- _Rows_
--------------------
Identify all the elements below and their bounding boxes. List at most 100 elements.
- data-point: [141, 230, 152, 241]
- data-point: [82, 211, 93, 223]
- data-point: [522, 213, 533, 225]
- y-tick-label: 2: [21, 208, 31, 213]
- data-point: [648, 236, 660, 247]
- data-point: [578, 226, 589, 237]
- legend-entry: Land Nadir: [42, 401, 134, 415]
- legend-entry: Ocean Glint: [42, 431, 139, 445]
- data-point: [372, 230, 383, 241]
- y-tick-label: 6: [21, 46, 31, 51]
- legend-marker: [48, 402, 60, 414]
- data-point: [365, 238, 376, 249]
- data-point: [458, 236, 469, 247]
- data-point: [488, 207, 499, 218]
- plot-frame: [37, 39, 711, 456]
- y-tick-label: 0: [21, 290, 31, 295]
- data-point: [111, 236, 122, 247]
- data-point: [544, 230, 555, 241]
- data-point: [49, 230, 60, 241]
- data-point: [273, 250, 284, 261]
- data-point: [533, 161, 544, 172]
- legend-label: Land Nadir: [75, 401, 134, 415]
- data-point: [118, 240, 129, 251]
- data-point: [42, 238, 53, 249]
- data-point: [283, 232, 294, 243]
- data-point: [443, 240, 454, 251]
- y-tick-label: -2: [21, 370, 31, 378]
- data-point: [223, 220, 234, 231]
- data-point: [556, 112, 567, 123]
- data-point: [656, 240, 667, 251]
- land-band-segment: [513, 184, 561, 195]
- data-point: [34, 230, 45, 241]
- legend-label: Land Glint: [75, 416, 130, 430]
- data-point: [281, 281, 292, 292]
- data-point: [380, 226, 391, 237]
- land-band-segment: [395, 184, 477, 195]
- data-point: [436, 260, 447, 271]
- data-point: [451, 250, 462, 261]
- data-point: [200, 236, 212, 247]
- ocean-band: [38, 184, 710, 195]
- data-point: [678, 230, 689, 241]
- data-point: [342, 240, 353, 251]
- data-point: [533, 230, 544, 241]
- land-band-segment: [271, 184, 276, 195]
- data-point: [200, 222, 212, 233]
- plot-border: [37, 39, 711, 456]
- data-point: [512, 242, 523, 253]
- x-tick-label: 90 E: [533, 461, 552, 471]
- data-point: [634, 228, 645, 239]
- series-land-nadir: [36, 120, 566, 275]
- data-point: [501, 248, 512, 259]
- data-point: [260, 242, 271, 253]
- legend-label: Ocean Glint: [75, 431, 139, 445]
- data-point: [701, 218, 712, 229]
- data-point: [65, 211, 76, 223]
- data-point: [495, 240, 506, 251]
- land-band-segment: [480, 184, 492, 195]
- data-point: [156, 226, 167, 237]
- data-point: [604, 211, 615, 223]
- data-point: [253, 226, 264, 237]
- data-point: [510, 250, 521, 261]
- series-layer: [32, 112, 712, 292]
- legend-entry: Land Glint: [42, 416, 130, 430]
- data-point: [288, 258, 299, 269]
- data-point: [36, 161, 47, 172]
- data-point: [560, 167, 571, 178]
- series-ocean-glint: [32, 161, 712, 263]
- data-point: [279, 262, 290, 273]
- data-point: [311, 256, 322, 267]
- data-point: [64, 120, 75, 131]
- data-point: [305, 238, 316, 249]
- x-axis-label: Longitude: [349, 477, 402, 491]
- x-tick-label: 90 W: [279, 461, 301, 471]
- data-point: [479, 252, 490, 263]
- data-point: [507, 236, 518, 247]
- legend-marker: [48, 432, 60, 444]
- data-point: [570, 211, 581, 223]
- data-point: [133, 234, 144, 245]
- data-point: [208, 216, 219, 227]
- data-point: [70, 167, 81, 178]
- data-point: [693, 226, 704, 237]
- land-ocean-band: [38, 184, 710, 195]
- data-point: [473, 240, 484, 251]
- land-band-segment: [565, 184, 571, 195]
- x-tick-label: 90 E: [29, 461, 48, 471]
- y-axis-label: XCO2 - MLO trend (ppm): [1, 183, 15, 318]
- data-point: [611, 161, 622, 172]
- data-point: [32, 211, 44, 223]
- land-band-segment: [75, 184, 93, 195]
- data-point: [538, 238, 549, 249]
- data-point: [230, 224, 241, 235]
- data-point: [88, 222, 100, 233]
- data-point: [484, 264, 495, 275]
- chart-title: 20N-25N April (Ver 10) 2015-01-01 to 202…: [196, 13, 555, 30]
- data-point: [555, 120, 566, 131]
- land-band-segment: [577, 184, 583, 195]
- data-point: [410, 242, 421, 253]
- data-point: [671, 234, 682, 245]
--------------------
Copy the listing above line for line, changing nothing.

- _Completed task_
Identify all the elements below and their bounding boxes. List at most 100 elements.
- data-point: [141, 230, 152, 241]
- data-point: [82, 211, 93, 223]
- data-point: [522, 213, 533, 225]
- y-tick-label: 2: [21, 208, 31, 213]
- data-point: [648, 236, 660, 247]
- data-point: [578, 226, 589, 237]
- legend-entry: Land Nadir: [42, 401, 134, 415]
- legend-entry: Ocean Glint: [42, 431, 139, 445]
- data-point: [372, 230, 383, 241]
- y-tick-label: 6: [21, 46, 31, 51]
- legend-marker: [48, 402, 60, 414]
- data-point: [365, 238, 376, 249]
- data-point: [458, 236, 469, 247]
- data-point: [488, 207, 499, 218]
- plot-frame: [37, 39, 711, 456]
- y-tick-label: 0: [21, 290, 31, 295]
- data-point: [111, 236, 122, 247]
- data-point: [544, 230, 555, 241]
- data-point: [49, 230, 60, 241]
- data-point: [273, 250, 284, 261]
- data-point: [533, 161, 544, 172]
- legend-label: Land Nadir: [75, 401, 134, 415]
- data-point: [118, 240, 129, 251]
- data-point: [42, 238, 53, 249]
- data-point: [283, 232, 294, 243]
- data-point: [443, 240, 454, 251]
- y-tick-label: -2: [21, 370, 31, 378]
- data-point: [223, 220, 234, 231]
- data-point: [556, 112, 567, 123]
- data-point: [656, 240, 667, 251]
- land-band-segment: [513, 184, 561, 195]
- data-point: [34, 230, 45, 241]
- legend-label: Land Glint: [75, 416, 130, 430]
- data-point: [281, 281, 292, 292]
- data-point: [380, 226, 391, 237]
- land-band-segment: [395, 184, 477, 195]
- data-point: [436, 260, 447, 271]
- data-point: [451, 250, 462, 261]
- data-point: [200, 236, 212, 247]
- ocean-band: [38, 184, 710, 195]
- data-point: [678, 230, 689, 241]
- data-point: [342, 240, 353, 251]
- data-point: [533, 230, 544, 241]
- land-band-segment: [271, 184, 276, 195]
- data-point: [200, 222, 212, 233]
- plot-border: [37, 39, 711, 456]
- data-point: [512, 242, 523, 253]
- x-tick-label: 90 E: [533, 461, 552, 471]
- data-point: [634, 228, 645, 239]
- series-land-nadir: [36, 120, 566, 275]
- data-point: [501, 248, 512, 259]
- data-point: [260, 242, 271, 253]
- legend-label: Ocean Glint: [75, 431, 139, 445]
- data-point: [701, 218, 712, 229]
- data-point: [65, 211, 76, 223]
- data-point: [495, 240, 506, 251]
- land-band-segment: [480, 184, 492, 195]
- data-point: [156, 226, 167, 237]
- data-point: [604, 211, 615, 223]
- data-point: [253, 226, 264, 237]
- data-point: [510, 250, 521, 261]
- series-layer: [32, 112, 712, 292]
- legend-entry: Land Glint: [42, 416, 130, 430]
- data-point: [288, 258, 299, 269]
- data-point: [36, 161, 47, 172]
- data-point: [560, 167, 571, 178]
- series-ocean-glint: [32, 161, 712, 263]
- data-point: [279, 262, 290, 273]
- data-point: [311, 256, 322, 267]
- data-point: [64, 120, 75, 131]
- data-point: [305, 238, 316, 249]
- x-axis-label: Longitude: [349, 477, 402, 491]
- x-tick-label: 90 W: [279, 461, 301, 471]
- data-point: [479, 252, 490, 263]
- data-point: [507, 236, 518, 247]
- legend-marker: [48, 432, 60, 444]
- data-point: [570, 211, 581, 223]
- data-point: [133, 234, 144, 245]
- data-point: [208, 216, 219, 227]
- data-point: [70, 167, 81, 178]
- data-point: [693, 226, 704, 237]
- land-ocean-band: [38, 184, 710, 195]
- data-point: [473, 240, 484, 251]
- land-band-segment: [565, 184, 571, 195]
- x-tick-label: 90 E: [29, 461, 48, 471]
- y-axis-label: XCO2 - MLO trend (ppm): [1, 183, 15, 318]
- data-point: [611, 161, 622, 172]
- data-point: [32, 211, 44, 223]
- land-band-segment: [75, 184, 93, 195]
- data-point: [538, 238, 549, 249]
- data-point: [230, 224, 241, 235]
- data-point: [88, 222, 100, 233]
- data-point: [484, 264, 495, 275]
- chart-title: 20N-25N April (Ver 10) 2015-01-01 to 202…: [196, 13, 555, 30]
- data-point: [555, 120, 566, 131]
- land-band-segment: [577, 184, 583, 195]
- data-point: [410, 242, 421, 253]
- data-point: [671, 234, 682, 245]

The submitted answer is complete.